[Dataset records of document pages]
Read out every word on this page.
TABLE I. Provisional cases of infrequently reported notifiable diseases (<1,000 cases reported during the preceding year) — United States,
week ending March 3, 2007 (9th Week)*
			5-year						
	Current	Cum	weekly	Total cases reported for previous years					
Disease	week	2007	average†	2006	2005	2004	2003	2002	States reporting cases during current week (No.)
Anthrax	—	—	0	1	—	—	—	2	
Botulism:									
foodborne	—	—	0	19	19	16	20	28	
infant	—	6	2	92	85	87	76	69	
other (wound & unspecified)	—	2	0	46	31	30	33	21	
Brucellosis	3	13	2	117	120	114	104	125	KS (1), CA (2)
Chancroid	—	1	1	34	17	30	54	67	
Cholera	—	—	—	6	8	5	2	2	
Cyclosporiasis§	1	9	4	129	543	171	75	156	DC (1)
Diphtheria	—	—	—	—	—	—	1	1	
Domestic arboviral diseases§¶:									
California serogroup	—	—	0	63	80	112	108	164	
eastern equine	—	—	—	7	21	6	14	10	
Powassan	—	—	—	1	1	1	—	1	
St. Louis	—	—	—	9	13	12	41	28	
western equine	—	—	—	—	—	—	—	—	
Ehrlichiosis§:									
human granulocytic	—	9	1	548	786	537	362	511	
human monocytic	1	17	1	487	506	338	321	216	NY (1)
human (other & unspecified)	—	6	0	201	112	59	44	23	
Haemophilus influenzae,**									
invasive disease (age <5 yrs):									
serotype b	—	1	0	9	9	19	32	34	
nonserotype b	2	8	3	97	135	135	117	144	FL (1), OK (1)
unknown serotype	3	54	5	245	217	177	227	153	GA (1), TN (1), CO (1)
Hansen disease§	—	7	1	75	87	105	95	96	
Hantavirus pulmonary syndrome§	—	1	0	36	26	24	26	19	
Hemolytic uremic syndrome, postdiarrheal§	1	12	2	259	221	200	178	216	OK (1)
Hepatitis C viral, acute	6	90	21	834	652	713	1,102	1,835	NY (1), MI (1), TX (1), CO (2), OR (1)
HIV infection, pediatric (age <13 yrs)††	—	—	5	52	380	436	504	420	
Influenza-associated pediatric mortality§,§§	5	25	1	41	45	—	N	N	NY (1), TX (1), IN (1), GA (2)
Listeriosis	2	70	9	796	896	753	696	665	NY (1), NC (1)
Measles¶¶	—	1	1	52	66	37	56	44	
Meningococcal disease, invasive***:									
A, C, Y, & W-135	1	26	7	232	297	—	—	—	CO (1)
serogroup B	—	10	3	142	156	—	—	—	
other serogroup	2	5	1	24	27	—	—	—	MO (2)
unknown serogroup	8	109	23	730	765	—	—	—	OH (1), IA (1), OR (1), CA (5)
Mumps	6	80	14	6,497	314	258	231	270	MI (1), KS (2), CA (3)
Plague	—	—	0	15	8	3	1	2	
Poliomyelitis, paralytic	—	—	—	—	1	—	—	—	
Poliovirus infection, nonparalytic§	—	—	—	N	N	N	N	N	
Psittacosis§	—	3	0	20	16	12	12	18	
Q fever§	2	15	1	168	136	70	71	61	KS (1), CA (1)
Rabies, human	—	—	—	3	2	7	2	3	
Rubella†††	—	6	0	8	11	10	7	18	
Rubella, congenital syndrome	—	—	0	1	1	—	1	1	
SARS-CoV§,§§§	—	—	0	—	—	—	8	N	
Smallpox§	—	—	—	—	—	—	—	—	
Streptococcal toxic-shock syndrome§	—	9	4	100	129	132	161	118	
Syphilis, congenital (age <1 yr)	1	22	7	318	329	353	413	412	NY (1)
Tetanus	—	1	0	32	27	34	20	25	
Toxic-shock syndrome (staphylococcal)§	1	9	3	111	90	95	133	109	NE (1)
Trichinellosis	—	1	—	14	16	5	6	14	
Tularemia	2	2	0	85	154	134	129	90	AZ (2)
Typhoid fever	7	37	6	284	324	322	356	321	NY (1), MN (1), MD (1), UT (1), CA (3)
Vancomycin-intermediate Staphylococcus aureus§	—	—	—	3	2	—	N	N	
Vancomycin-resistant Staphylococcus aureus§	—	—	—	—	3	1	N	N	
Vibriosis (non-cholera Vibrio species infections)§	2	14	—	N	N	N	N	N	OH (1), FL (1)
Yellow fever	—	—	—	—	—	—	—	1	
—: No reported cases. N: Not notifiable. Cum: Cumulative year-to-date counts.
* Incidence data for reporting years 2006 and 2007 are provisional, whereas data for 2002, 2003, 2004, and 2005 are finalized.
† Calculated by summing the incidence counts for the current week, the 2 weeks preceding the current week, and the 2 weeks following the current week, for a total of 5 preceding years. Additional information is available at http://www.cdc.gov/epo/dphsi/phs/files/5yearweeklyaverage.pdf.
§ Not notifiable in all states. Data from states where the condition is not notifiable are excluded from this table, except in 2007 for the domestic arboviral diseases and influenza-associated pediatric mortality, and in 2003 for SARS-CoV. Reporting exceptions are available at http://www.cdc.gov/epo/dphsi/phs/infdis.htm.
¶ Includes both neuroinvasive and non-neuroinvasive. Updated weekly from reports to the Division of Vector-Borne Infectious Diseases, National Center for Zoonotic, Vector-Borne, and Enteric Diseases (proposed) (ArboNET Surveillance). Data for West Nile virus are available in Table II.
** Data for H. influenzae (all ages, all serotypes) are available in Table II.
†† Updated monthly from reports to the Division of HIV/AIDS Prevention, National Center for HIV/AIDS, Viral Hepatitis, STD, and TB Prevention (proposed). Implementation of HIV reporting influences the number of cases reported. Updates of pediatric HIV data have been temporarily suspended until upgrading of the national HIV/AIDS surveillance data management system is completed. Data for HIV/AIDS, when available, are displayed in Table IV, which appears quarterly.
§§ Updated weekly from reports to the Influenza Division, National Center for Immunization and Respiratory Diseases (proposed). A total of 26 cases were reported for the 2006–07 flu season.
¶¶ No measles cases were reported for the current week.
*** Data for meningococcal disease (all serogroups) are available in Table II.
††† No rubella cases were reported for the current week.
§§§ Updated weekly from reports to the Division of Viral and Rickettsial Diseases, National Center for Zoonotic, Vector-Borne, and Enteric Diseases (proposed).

- **Action item**: Every line in the data above that contains the word "syndrome" should be copied.

- **Exercise result**:
Hantavirus pulmonary syndrome§	—	1	0	36	26	24	26	19	
Hemolytic uremic syndrome, postdiarrheal§	1	12	2	259	221	200	178	216	OK (1)
Rubella, congenital syndrome	—	—	0	1	1	—	1	1	
Streptococcal toxic-shock syndrome§	—	9	4	100	129	132	161	118	
Toxic-shock syndrome (staphylococcal)§	1	9	3	111	90	95	133	109	NE (1)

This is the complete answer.